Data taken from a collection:

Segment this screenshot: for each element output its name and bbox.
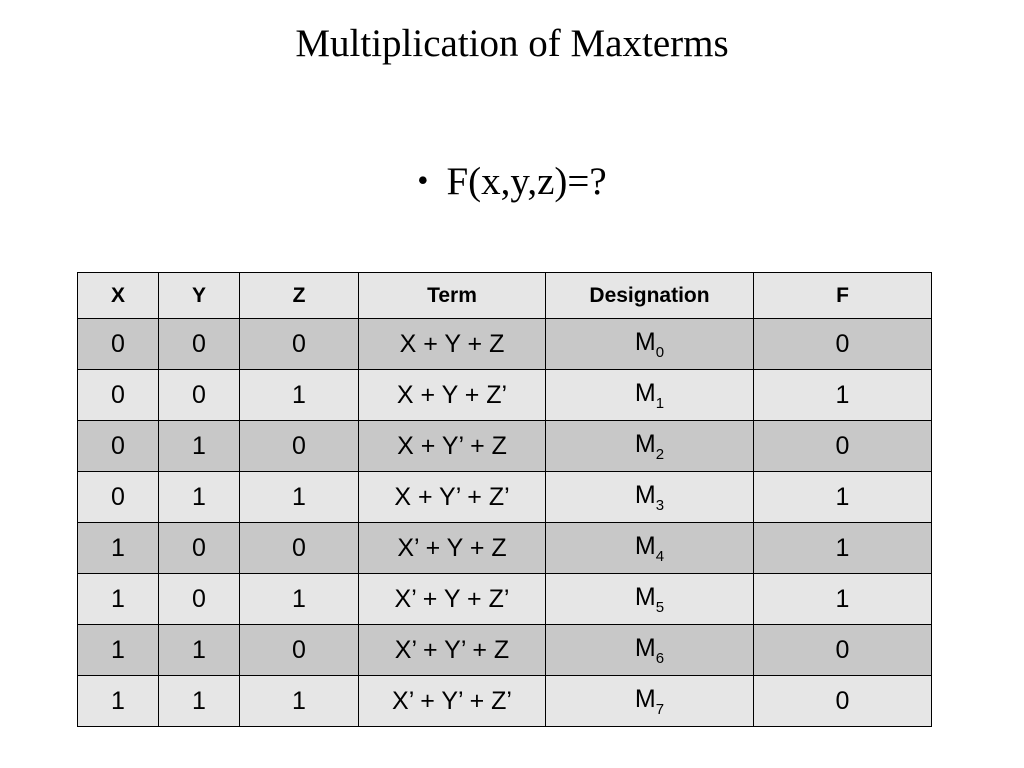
cell-x: 1: [78, 574, 159, 625]
table-row: [78, 472, 932, 523]
header-term: Term: [359, 273, 546, 319]
cell-f: 0: [754, 421, 932, 472]
cell-designation: [546, 319, 754, 370]
designation-index: 3: [655, 496, 665, 514]
cell-z: 0: [240, 421, 359, 472]
header-z: Z: [240, 273, 359, 319]
table-row: [78, 421, 932, 472]
table-row: [78, 625, 932, 676]
cell-y: 1: [159, 472, 240, 523]
header-y: Y: [159, 273, 240, 319]
cell-y: 1: [159, 625, 240, 676]
cell-y: 0: [159, 319, 240, 370]
cell-x: 0: [78, 472, 159, 523]
cell-designation: [546, 472, 754, 523]
cell-designation: [546, 574, 754, 625]
header-x: X: [78, 273, 159, 319]
cell-y: 0: [159, 370, 240, 421]
cell-x: 1: [78, 523, 159, 574]
cell-x: 1: [78, 625, 159, 676]
bullet-text: F(x,y,z)=?: [446, 160, 607, 203]
cell-f: 1: [754, 523, 932, 574]
cell-f: 1: [754, 370, 932, 421]
cell-y: 0: [159, 523, 240, 574]
cell-f: 0: [754, 319, 932, 370]
designation-index: 4: [655, 547, 665, 565]
cell-designation: [546, 523, 754, 574]
slide-title: Multiplication of Maxterms: [295, 22, 729, 65]
cell-term: X’ + Y + Z’: [359, 574, 546, 625]
cell-f: 1: [754, 574, 932, 625]
cell-z: 0: [240, 523, 359, 574]
cell-z: 1: [240, 472, 359, 523]
header-designation: Designation: [546, 273, 754, 319]
bullet-item: [0, 154, 1024, 208]
designation-letter: M: [634, 684, 656, 713]
cell-z: 1: [240, 370, 359, 421]
designation-letter: M: [634, 582, 656, 611]
cell-z: 0: [240, 319, 359, 370]
cell-f: 0: [754, 625, 932, 676]
cell-term: X’ + Y + Z: [359, 523, 546, 574]
table-row: [78, 574, 932, 625]
table-row: [78, 676, 932, 727]
designation-letter: M: [634, 531, 656, 560]
cell-x: 0: [78, 370, 159, 421]
cell-term: X’ + Y’ + Z: [359, 625, 546, 676]
cell-term: X + Y + Z: [359, 319, 546, 370]
cell-f: 1: [754, 472, 932, 523]
designation-letter: M: [634, 327, 656, 356]
cell-z: 0: [240, 625, 359, 676]
header-f: F: [754, 273, 932, 319]
cell-x: 1: [78, 676, 159, 727]
designation-index: 5: [655, 598, 665, 616]
designation-index: 6: [655, 649, 665, 667]
designation-index: 2: [655, 445, 665, 463]
designation-index: 7: [655, 700, 665, 718]
cell-z: 1: [240, 676, 359, 727]
cell-x: 0: [78, 421, 159, 472]
designation-letter: M: [634, 378, 656, 407]
table-header-row: [78, 273, 932, 319]
cell-term: X + Y + Z’: [359, 370, 546, 421]
cell-f: 0: [754, 676, 932, 727]
cell-term: X’ + Y’ + Z’: [359, 676, 546, 727]
table-row: [78, 370, 932, 421]
maxterm-truth-table: [77, 272, 932, 727]
cell-term: X + Y’ + Z’: [359, 472, 546, 523]
cell-z: 1: [240, 574, 359, 625]
bullet-dot-icon: •: [417, 162, 429, 198]
designation-letter: M: [634, 429, 656, 458]
cell-designation: [546, 625, 754, 676]
designation-letter: M: [634, 480, 656, 509]
cell-y: 1: [159, 421, 240, 472]
cell-x: 0: [78, 319, 159, 370]
table-row: [78, 319, 932, 370]
cell-designation: [546, 676, 754, 727]
designation-index: 1: [655, 394, 665, 412]
designation-index: 0: [655, 343, 665, 361]
table-row: [78, 523, 932, 574]
cell-y: 1: [159, 676, 240, 727]
cell-y: 0: [159, 574, 240, 625]
designation-letter: M: [634, 633, 656, 662]
cell-designation: [546, 421, 754, 472]
cell-designation: [546, 370, 754, 421]
cell-term: X + Y’ + Z: [359, 421, 546, 472]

** What you have to do **
Print every line of the entries above again, word for word and in the same order. Leave the pictures out.

** Full response **
Segment this screenshot: for each element output its name and bbox.
cell-x: 1: [78, 574, 159, 625]
table-row: [78, 472, 932, 523]
header-term: Term: [359, 273, 546, 319]
cell-f: 0: [754, 421, 932, 472]
cell-designation: [546, 319, 754, 370]
designation-index: 3: [655, 496, 665, 514]
cell-z: 0: [240, 421, 359, 472]
header-z: Z: [240, 273, 359, 319]
table-row: [78, 421, 932, 472]
table-row: [78, 625, 932, 676]
cell-y: 1: [159, 472, 240, 523]
header-y: Y: [159, 273, 240, 319]
cell-y: 1: [159, 625, 240, 676]
cell-y: 0: [159, 319, 240, 370]
cell-x: 0: [78, 472, 159, 523]
cell-designation: [546, 472, 754, 523]
cell-designation: [546, 574, 754, 625]
header-x: X: [78, 273, 159, 319]
cell-y: 0: [159, 370, 240, 421]
cell-x: 1: [78, 523, 159, 574]
cell-x: 1: [78, 625, 159, 676]
bullet-text: F(x,y,z)=?: [446, 160, 607, 203]
cell-f: 1: [754, 523, 932, 574]
cell-f: 1: [754, 370, 932, 421]
cell-y: 0: [159, 523, 240, 574]
cell-f: 0: [754, 319, 932, 370]
designation-index: 4: [655, 547, 665, 565]
cell-designation: [546, 523, 754, 574]
slide-title: Multiplication of Maxterms: [295, 22, 729, 65]
cell-term: X’ + Y + Z’: [359, 574, 546, 625]
cell-f: 1: [754, 574, 932, 625]
cell-z: 0: [240, 523, 359, 574]
cell-z: 1: [240, 472, 359, 523]
header-designation: Designation: [546, 273, 754, 319]
bullet-item: [0, 154, 1024, 208]
designation-letter: M: [634, 684, 656, 713]
cell-z: 1: [240, 370, 359, 421]
designation-letter: M: [634, 582, 656, 611]
cell-z: 0: [240, 319, 359, 370]
cell-f: 0: [754, 625, 932, 676]
cell-term: X’ + Y + Z: [359, 523, 546, 574]
table-row: [78, 574, 932, 625]
table-row: [78, 676, 932, 727]
designation-letter: M: [634, 531, 656, 560]
cell-x: 0: [78, 370, 159, 421]
cell-term: X’ + Y’ + Z: [359, 625, 546, 676]
cell-term: X + Y + Z: [359, 319, 546, 370]
cell-f: 1: [754, 472, 932, 523]
designation-letter: M: [634, 327, 656, 356]
cell-z: 0: [240, 625, 359, 676]
header-f: F: [754, 273, 932, 319]
cell-x: 1: [78, 676, 159, 727]
designation-index: 5: [655, 598, 665, 616]
designation-index: 6: [655, 649, 665, 667]
designation-index: 2: [655, 445, 665, 463]
designation-index: 7: [655, 700, 665, 718]
cell-z: 1: [240, 676, 359, 727]
cell-x: 0: [78, 421, 159, 472]
designation-letter: M: [634, 378, 656, 407]
table-header-row: [78, 273, 932, 319]
cell-term: X + Y + Z’: [359, 370, 546, 421]
cell-f: 0: [754, 676, 932, 727]
cell-term: X’ + Y’ + Z’: [359, 676, 546, 727]
table-row: [78, 370, 932, 421]
maxterm-truth-table: [77, 272, 932, 727]
cell-term: X + Y’ + Z’: [359, 472, 546, 523]
cell-z: 1: [240, 574, 359, 625]
bullet-dot-icon: •: [417, 162, 429, 198]
designation-letter: M: [634, 429, 656, 458]
cell-designation: [546, 625, 754, 676]
designation-letter: M: [634, 480, 656, 509]
cell-y: 1: [159, 421, 240, 472]
cell-x: 0: [78, 319, 159, 370]
table-row: [78, 319, 932, 370]
cell-designation: [546, 676, 754, 727]
designation-index: 1: [655, 394, 665, 412]
designation-index: 0: [655, 343, 665, 361]
table-row: [78, 523, 932, 574]
cell-y: 1: [159, 676, 240, 727]
cell-y: 0: [159, 574, 240, 625]
designation-letter: M: [634, 633, 656, 662]
cell-designation: [546, 421, 754, 472]
cell-designation: [546, 370, 754, 421]
cell-term: X + Y’ + Z: [359, 421, 546, 472]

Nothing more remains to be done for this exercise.